▶ OBJECTIVES
1. In the blog post, why does the quoted writer say that taking a moral stance now makes the United States "a bit late to the party"?
2. Revise the part of the blog post that opens with the words containing "At the risk" and closes with "language he uses.", replacing "a couple of reasons" with "several reasons".

▶ EXCERPTED PASSAGE
At the risk of attracting an enormous amount of political/militant/erectile dysfunctional plutocrats looking to stash cash spam, I assure you I did not take this risk lightly, I have to share my discovery of a  post written by a thoughtful young man. While political in nature, the post is interesting, to me at least, for a couple of reasons. First, the language he uses.

This isn’t a fight over moral credibility or standing. If we were truly living up to the Kennedy Doctrine of “pay[ing] any price, bear[ing] any burden, meet[ing] any hardship, support[ing] any friend, oppos[ing] any foe, in order to assure the survival and the success of liberty” then we probably should have been in the Congo decades ago. We probably shouldn’t have kiss-on-the-cheek relations with Saudi Arabia, a country that institutionally discriminates against women and minorities. We probably should be examining why, in our own country, we provide billions in tax breaks to corporations while children starve in our inner cities and rural communities. If we’re all of a sudden taking a moral stance, we’re a bit late to the party.

That’s not to say that the sins of our past should prevent repentance in the future. But what form is that repentance to take? Which side in Syria is going to assure the survival and success of liberty? Which side is planning to provide women with equal rights and ensure religious minorities are not persecuted? Which side is planning a more equitable distribution of wealth and opportunity? How many civilians will die from collateral damage and how many more soldiers will lose their limbs and lives for an outcome that may result in an even worse future state?

The language in particular which I find most interesting is in the first sentence of each paragraph. The words in particular are fight, moral, sins, and repentance.

This isn’t a fight over moral credibility or standing.

That’s not to say that the sins of our past should prevent repentance in the future.

▶ SUPPLIED INFORMATION

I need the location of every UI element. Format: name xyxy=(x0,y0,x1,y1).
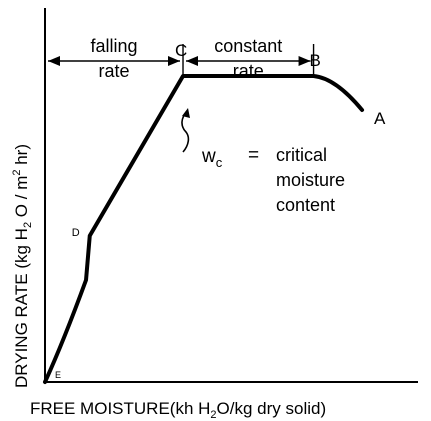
region-arrowhead-right-0 xyxy=(168,56,181,66)
annotation-line1: critical xyxy=(276,145,327,165)
point-label-a: A xyxy=(374,109,386,128)
region-arrowhead-left-1 xyxy=(186,56,199,66)
annotation-symbol: wc xyxy=(201,146,223,170)
region-arrowhead-left-0 xyxy=(48,56,60,66)
annotation-line3: content xyxy=(276,195,335,215)
point-label-b: B xyxy=(310,51,321,70)
annotation-pointer xyxy=(181,110,190,153)
region-arrowhead-right-1 xyxy=(298,56,311,66)
region-label-0-line1: falling xyxy=(90,36,137,56)
point-label-c: C xyxy=(175,41,187,60)
point-label-d: D xyxy=(72,227,80,239)
annotation-arrowhead xyxy=(182,108,190,118)
x-axis-label: FREE MOISTURE(kh H2O/kg dry solid) xyxy=(30,399,326,421)
drying-curve xyxy=(43,74,365,384)
annotation-subscript: c xyxy=(216,155,223,170)
region-label-1-line1: constant xyxy=(214,36,282,56)
region-label-0-line2: rate xyxy=(98,61,129,81)
region-label-1-line2: rate xyxy=(233,61,264,81)
annotation-equals: = xyxy=(248,145,259,166)
y-axis-label: DRYING RATE (kg H2 O / m2 hr) xyxy=(11,144,34,388)
annotation-line2: moisture xyxy=(276,170,345,190)
point-label-e: E xyxy=(55,370,61,380)
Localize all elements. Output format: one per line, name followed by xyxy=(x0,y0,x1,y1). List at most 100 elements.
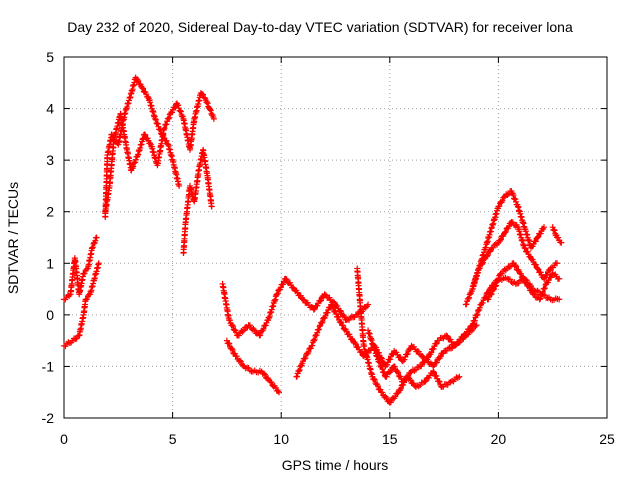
data-point xyxy=(534,234,541,241)
track-marker xyxy=(493,282,500,289)
track-marker xyxy=(177,107,184,114)
data-point xyxy=(95,260,102,267)
data-point xyxy=(321,291,328,298)
track-marker xyxy=(314,329,321,336)
track-marker xyxy=(466,294,473,301)
track-marker xyxy=(394,390,401,397)
x-tick-label: 20 xyxy=(491,431,507,447)
track-marker xyxy=(386,369,393,376)
track-marker xyxy=(318,320,325,327)
track-marker xyxy=(207,107,214,114)
track-marker xyxy=(153,120,160,127)
track-marker xyxy=(532,261,539,268)
track-marker xyxy=(415,348,422,355)
data-point xyxy=(160,126,167,133)
track-marker xyxy=(135,77,142,84)
track-marker xyxy=(469,320,476,327)
data-point xyxy=(443,332,450,339)
track-marker xyxy=(319,318,326,325)
track-marker xyxy=(391,363,398,370)
track-marker xyxy=(541,285,548,292)
track-marker xyxy=(309,342,316,349)
track-marker xyxy=(375,349,382,356)
track-marker xyxy=(341,313,348,320)
track-marker xyxy=(362,304,369,311)
track-marker xyxy=(383,373,390,380)
track-marker xyxy=(371,376,378,383)
track-marker xyxy=(387,399,394,406)
track-marker xyxy=(465,295,472,302)
data-point xyxy=(152,115,159,122)
track-marker xyxy=(507,263,514,270)
track-marker xyxy=(294,373,301,380)
track-marker xyxy=(326,294,333,301)
track-marker xyxy=(262,322,269,329)
track-marker xyxy=(479,261,486,268)
track-marker xyxy=(397,385,404,392)
track-marker xyxy=(226,340,233,347)
track-marker xyxy=(330,304,337,311)
track-marker xyxy=(512,196,519,203)
track-marker xyxy=(474,311,481,318)
track-marker xyxy=(225,340,232,347)
track-marker xyxy=(371,376,378,383)
track-marker xyxy=(456,338,463,345)
track-marker xyxy=(132,156,139,163)
track-marker xyxy=(432,359,439,366)
y-tick-label: 2 xyxy=(46,204,54,220)
track-marker xyxy=(260,326,267,333)
track-marker xyxy=(130,163,137,170)
y-tick-label: -2 xyxy=(42,410,55,426)
x-tick-label: 5 xyxy=(169,431,177,447)
track-marker xyxy=(92,237,99,244)
track-marker xyxy=(424,354,431,361)
track-marker xyxy=(492,240,499,247)
track-marker xyxy=(376,358,383,365)
x-tick-label: 15 xyxy=(382,431,398,447)
track-marker xyxy=(537,295,544,302)
track-marker xyxy=(427,360,434,367)
track-marker xyxy=(492,283,499,290)
track-marker xyxy=(403,351,410,358)
track-marker xyxy=(73,335,80,342)
track-marker xyxy=(301,355,308,362)
track-marker xyxy=(236,357,243,364)
track-marker xyxy=(240,327,247,334)
data-point xyxy=(210,115,217,122)
data-point xyxy=(549,224,556,231)
data-point xyxy=(421,378,428,385)
track-marker xyxy=(316,323,323,330)
track-marker xyxy=(532,238,539,245)
track-marker xyxy=(422,378,429,385)
track-marker xyxy=(521,276,528,283)
track-marker xyxy=(539,288,546,295)
track-marker xyxy=(467,325,474,332)
track-marker xyxy=(431,369,438,376)
track-marker xyxy=(428,349,435,356)
data-point xyxy=(536,296,543,303)
track-marker xyxy=(392,393,399,400)
track-marker xyxy=(297,292,304,299)
track-marker xyxy=(383,394,390,401)
data-point xyxy=(541,224,548,231)
track-marker xyxy=(377,362,384,369)
track-marker xyxy=(509,219,516,226)
track-marker xyxy=(405,373,412,380)
track-marker xyxy=(277,284,284,291)
track-marker xyxy=(483,253,490,260)
track-marker xyxy=(166,114,173,121)
track-marker xyxy=(433,359,440,366)
track-marker xyxy=(348,313,355,320)
track-marker xyxy=(435,378,442,385)
track-marker xyxy=(447,345,454,352)
track-marker xyxy=(387,368,394,375)
track-marker xyxy=(531,291,538,298)
track-marker xyxy=(496,203,503,210)
data-point xyxy=(491,286,498,293)
track-marker xyxy=(251,327,258,334)
data-point xyxy=(469,322,476,329)
data-point xyxy=(89,244,96,251)
track-marker xyxy=(418,362,425,369)
track-marker xyxy=(352,340,359,347)
y-tick-label: 5 xyxy=(46,49,54,65)
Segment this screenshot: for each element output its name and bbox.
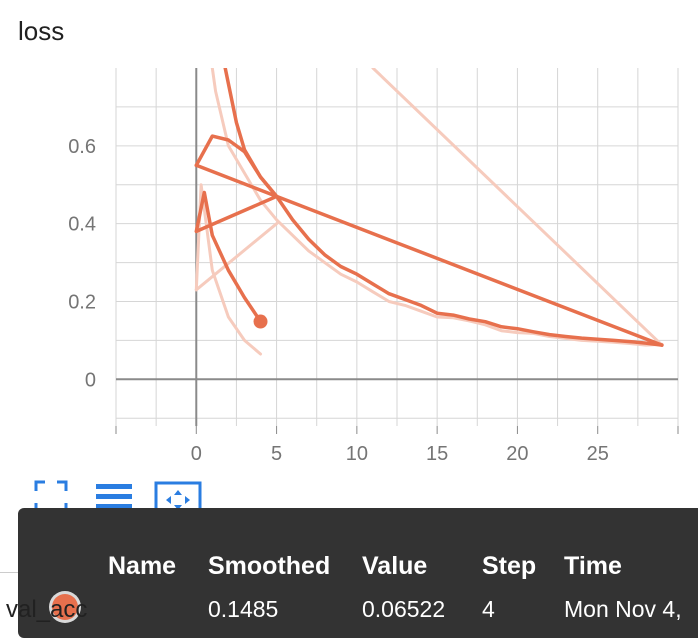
header-step: Step [482,552,537,580]
loss-plot: 0 5 10 15 20 25 0 0.2 0.4 0.6 [68,68,679,465]
x-tick-label: 5 [271,443,282,465]
tooltip-panel: Name Smoothed Value Step Time 0.1485 0.0… [18,508,698,638]
raw-series-line [194,222,279,292]
run-name: val_acc [6,596,88,623]
smoothed-series-line [223,68,664,347]
row-value: 0.06522 [362,596,446,622]
header-value: Value [362,552,428,580]
divider [0,572,18,573]
header-name: Name [108,552,177,580]
x-tick-label: 20 [506,443,528,465]
row-step: 4 [482,596,495,622]
y-tick-label: 0.2 [68,291,96,313]
raw-series-line [210,68,664,347]
chart-title: loss [18,16,65,46]
tick-labels: 0 5 10 15 20 25 0 0.2 0.4 0.6 [68,136,609,465]
x-tick-label: 15 [426,443,448,465]
highlight-point [253,314,268,329]
header-time: Time [564,552,622,580]
y-tick-label: 0.4 [68,214,96,236]
smoothed-series-line [194,163,279,199]
raw-series-line [194,183,262,356]
x-tick-label: 10 [346,443,368,465]
series-group [194,68,664,356]
y-tick-label: 0 [85,369,96,391]
raw-series-line [371,68,664,347]
header-smoothed: Smoothed [208,552,331,580]
smoothed-series-line [194,190,279,324]
y-tick-label: 0.6 [68,136,96,158]
row-smoothed: 0.1485 [208,596,279,622]
run-color-dot [52,594,78,620]
row-time: Mon Nov 4, [564,596,682,622]
x-tick-label: 25 [587,443,609,465]
fullscreen-icon[interactable] [34,480,68,514]
x-tick-label: 0 [191,443,202,465]
grid [115,68,679,426]
axes [115,68,679,434]
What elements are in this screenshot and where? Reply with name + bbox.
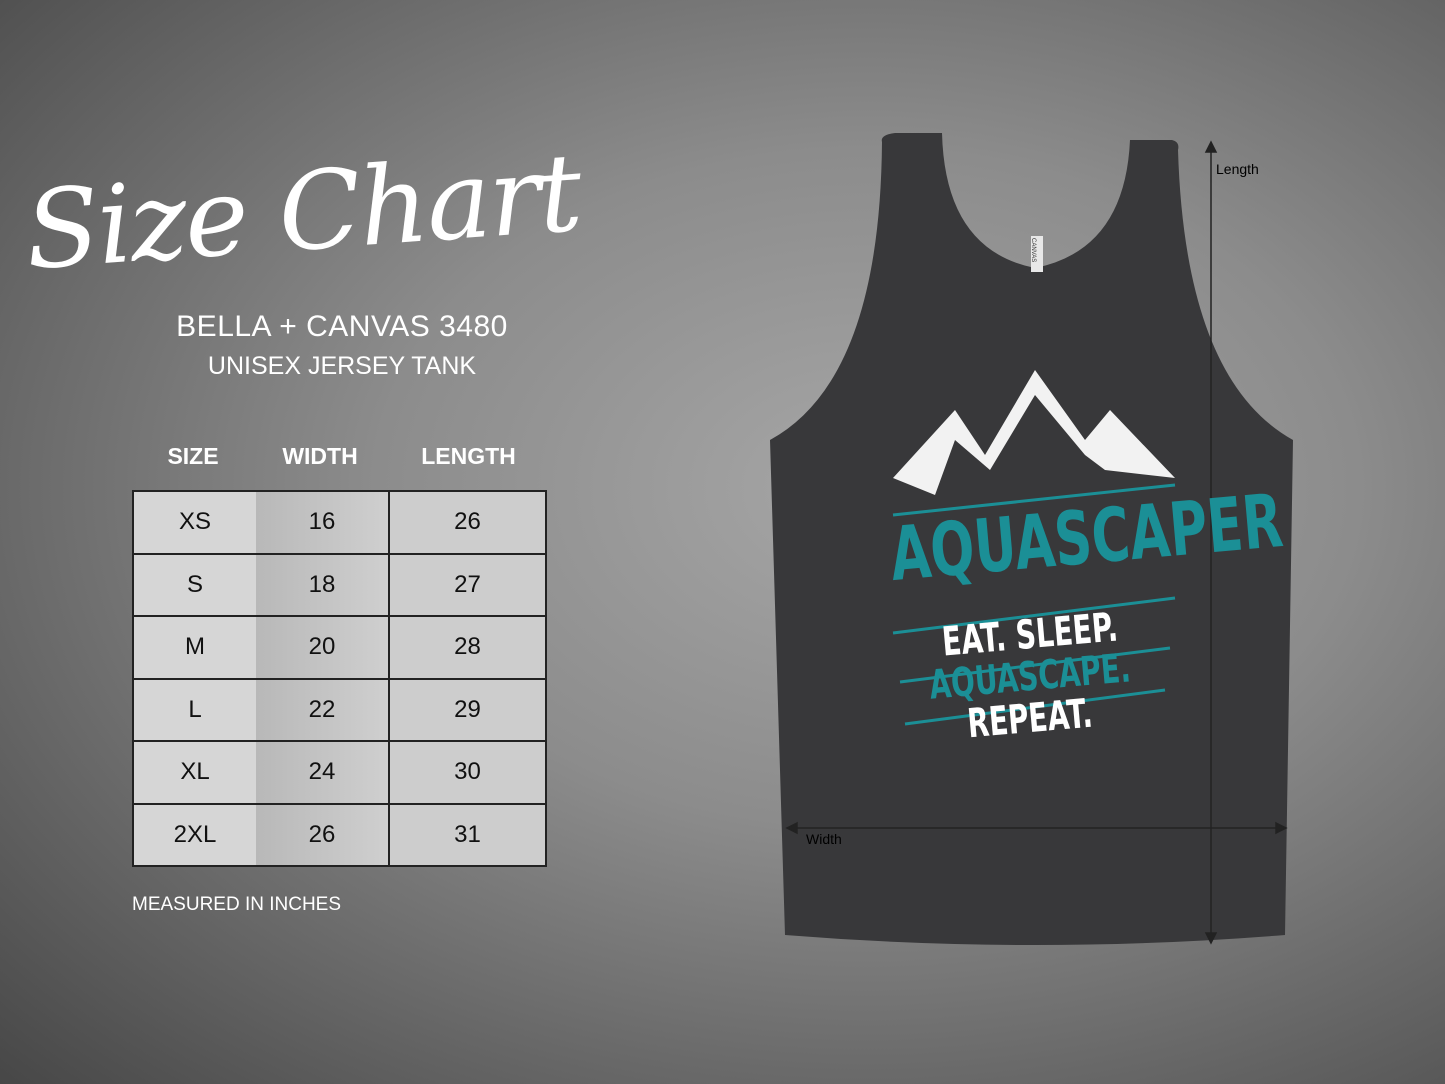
size-table: XS 16 26 S 18 27 M 20 28 L 22 29 XL 24 30 2XL 26 31 (132, 490, 547, 867)
width-cell: 24 (256, 740, 390, 805)
brand-model: BELLA + CANVAS 3480 (176, 310, 508, 343)
tank-top-shape (770, 133, 1293, 945)
table-row: XL 24 30 (132, 740, 547, 805)
neck-tag-text: CANVAS (1030, 238, 1036, 263)
length-cell: 30 (388, 740, 547, 805)
width-label: Width (806, 831, 842, 847)
measurement-note: MEASURED IN INCHES (132, 894, 342, 915)
column-header-length: LENGTH (421, 443, 516, 469)
size-cell: M (132, 615, 256, 680)
width-cell: 22 (256, 677, 390, 742)
length-label: Length (1216, 161, 1259, 177)
table-row: M 20 28 (132, 615, 547, 680)
length-cell: 26 (388, 490, 547, 555)
mountains-graphic (893, 370, 1175, 495)
neck-tag (1031, 236, 1043, 272)
column-header-size: SIZE (167, 443, 219, 469)
table-row: XS 16 26 (132, 490, 547, 555)
size-cell: 2XL (132, 802, 256, 867)
width-cell: 16 (256, 490, 390, 555)
width-cell: 20 (256, 615, 390, 680)
design-lines (892, 483, 1176, 726)
column-header-width: WIDTH (282, 443, 358, 469)
width-cell: 26 (256, 802, 390, 867)
size-cell: XL (132, 740, 256, 805)
table-row: S 18 27 (132, 552, 547, 617)
size-cell: S (132, 552, 256, 617)
product-type: UNISEX JERSEY TANK (207, 352, 477, 380)
measure-arrows (785, 140, 1288, 945)
table-row: L 22 29 (132, 677, 547, 742)
length-cell: 29 (388, 677, 547, 742)
size-cell: L (132, 677, 256, 742)
width-cell: 18 (256, 552, 390, 617)
length-cell: 31 (388, 802, 547, 867)
length-cell: 27 (388, 552, 547, 617)
size-cell: XS (132, 490, 256, 555)
length-cell: 28 (388, 615, 547, 680)
table-row: 2XL 26 31 (132, 802, 547, 867)
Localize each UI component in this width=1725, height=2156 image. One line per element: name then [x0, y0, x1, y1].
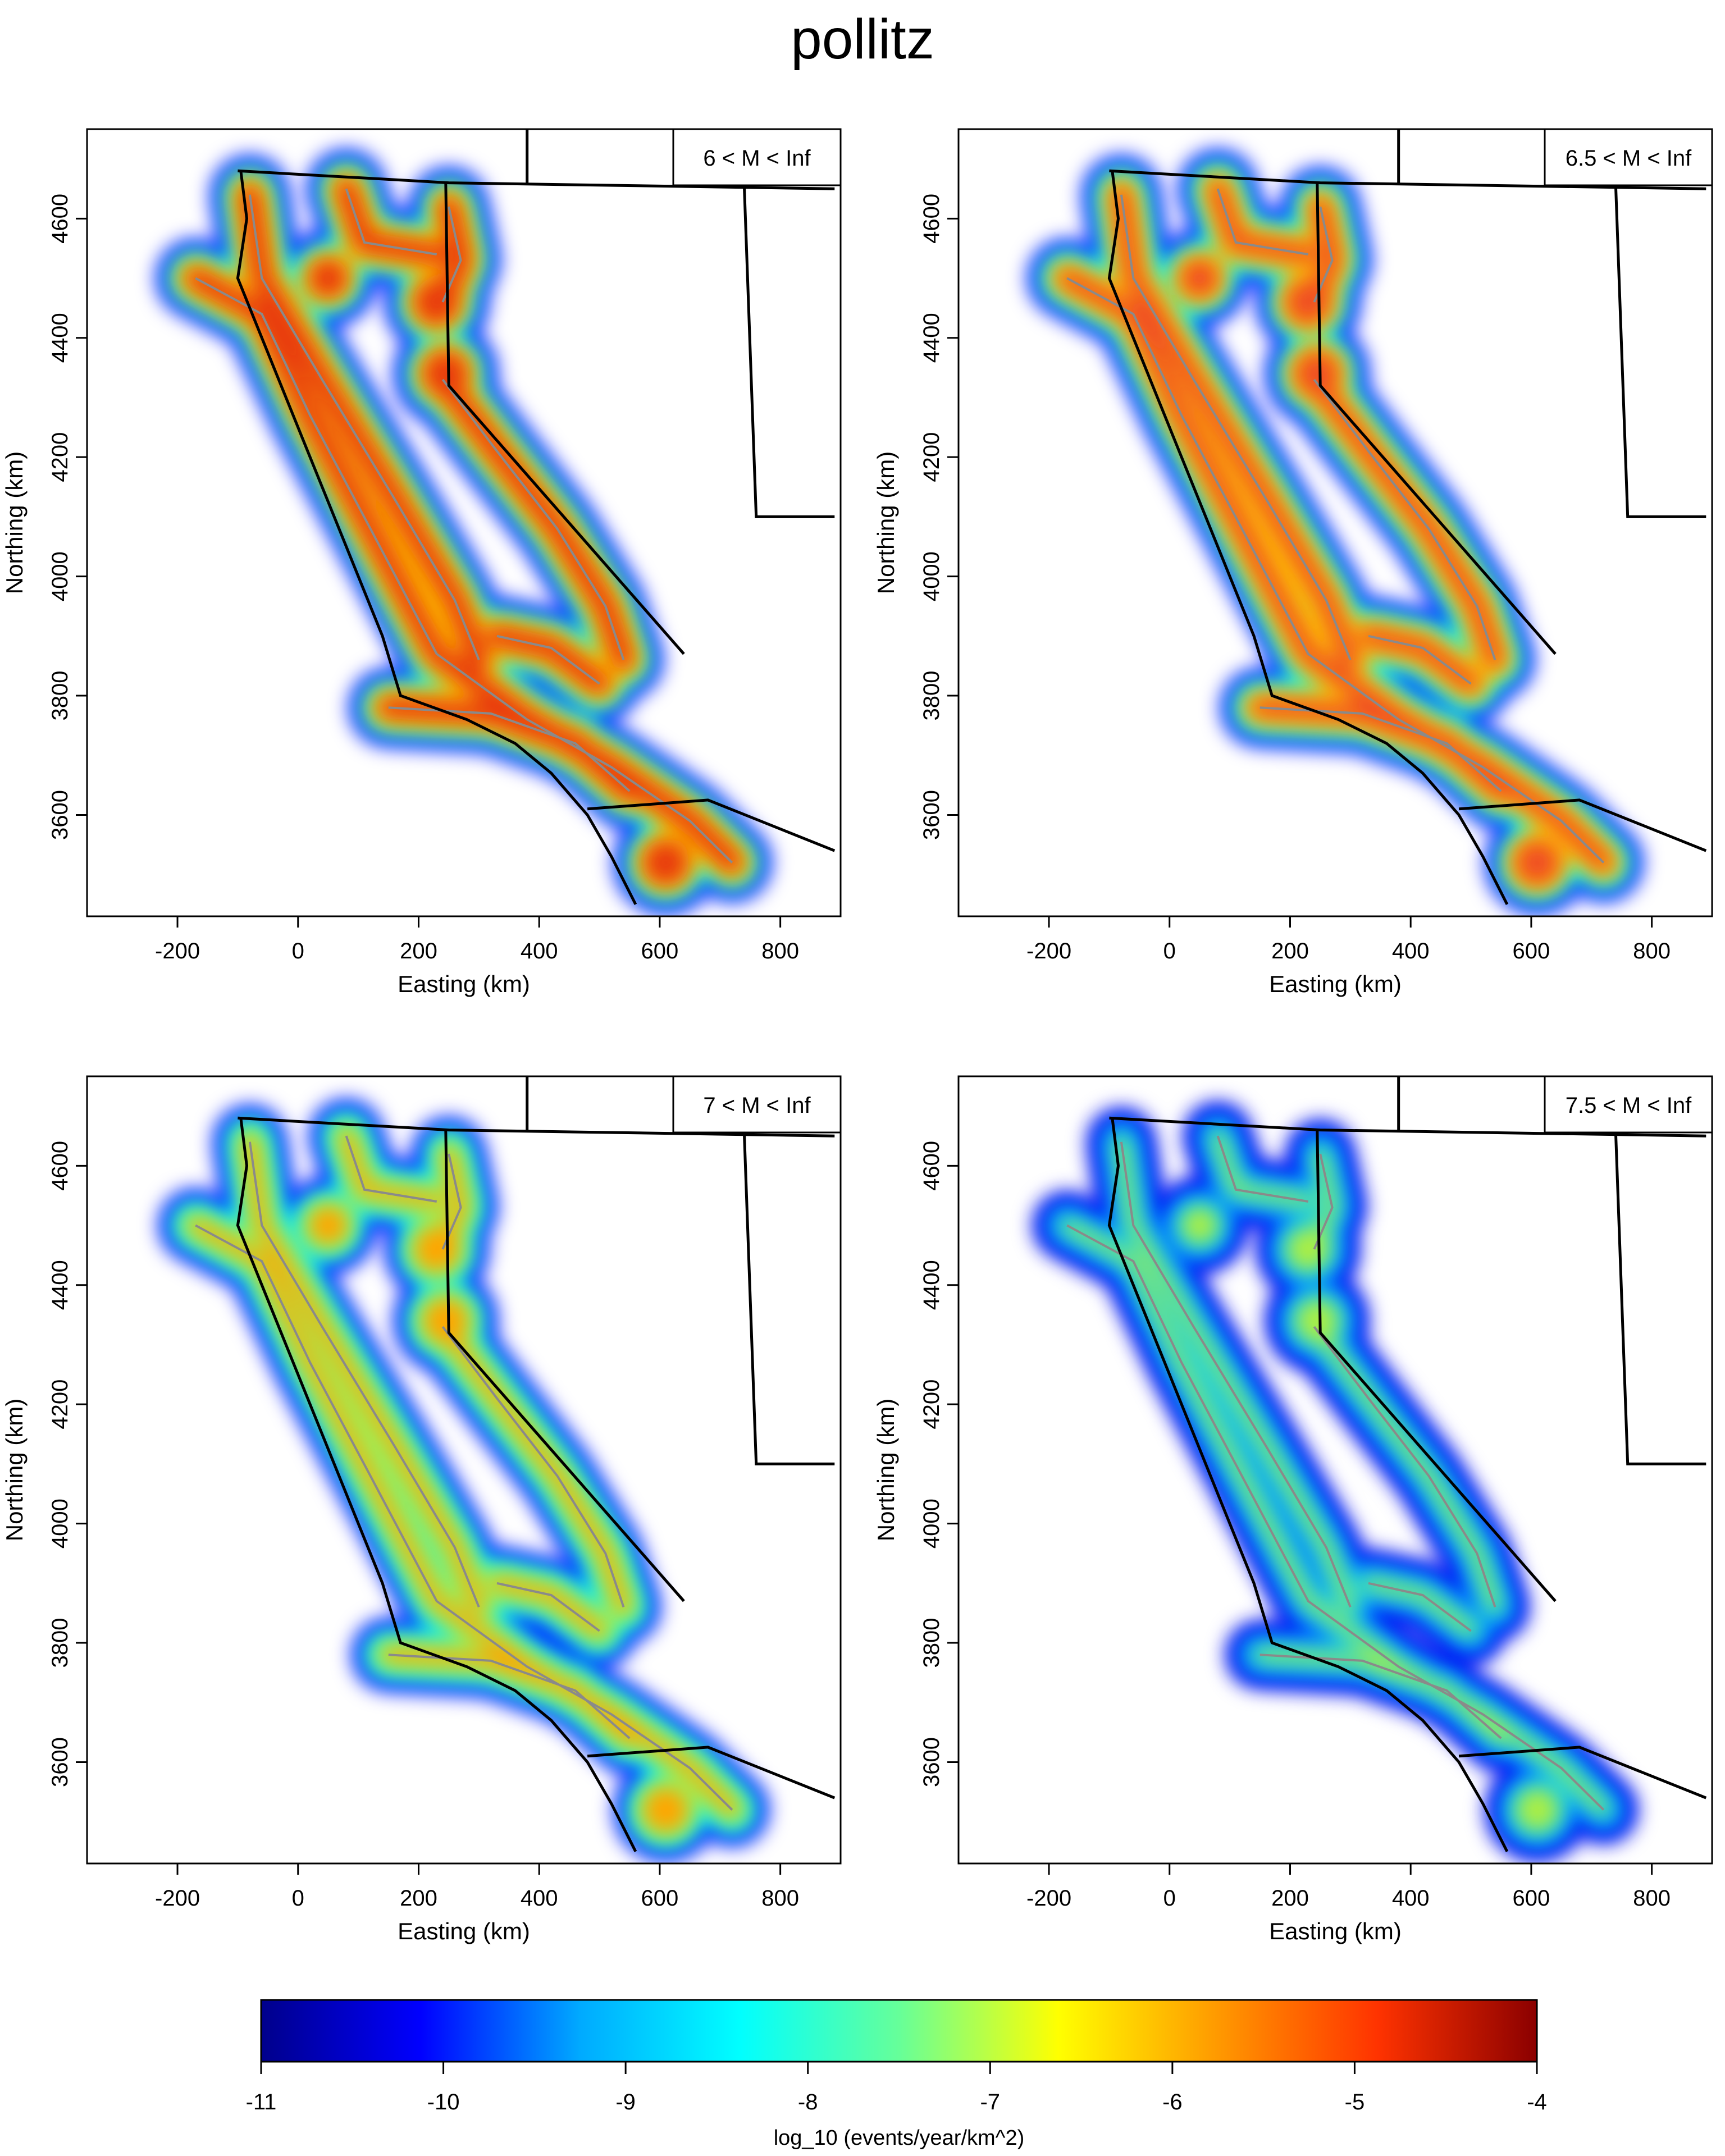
x-tick-label: -200 — [1026, 1886, 1071, 1911]
y-tick-label: 4600 — [48, 1141, 72, 1191]
y-tick-label: 4400 — [48, 313, 72, 363]
x-tick-label: 800 — [761, 939, 799, 963]
x-tick-label: 800 — [761, 1886, 799, 1911]
plot-frame — [957, 128, 1713, 917]
x-tick-label: 600 — [641, 939, 679, 963]
colorbar-tick-label: -4 — [1527, 2090, 1547, 2114]
magnitude-label: 6 < M < Inf — [703, 146, 811, 171]
y-tick-label: 3600 — [48, 1737, 72, 1787]
coastline-and-borders — [1107, 129, 1707, 905]
x-tick-label: 400 — [521, 1886, 558, 1911]
coastline-and-borders — [1107, 1076, 1707, 1852]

▶ LIST OF SOLUTIONS
1. The writer holds that truly living up to the Kennedy Doctrine would have meant being in the Congo decades ago and not keeping close relations with Saudi Arabia, which discriminates against women and minorities. It would also mean examining why corporations get billions in tax breaks while children starve in American inner cities and rural communities.

2.
At the risk of attracting an enormous amount of political/militant/erectile dysfunctional plutocrats looking to stash cash spam, I assure you I did not take this risk lightly, I have to share my discovery of a  post written by a thoughtful young man. While political in nature, the post is interesting, to me at least, for several reasons. First, the language he uses.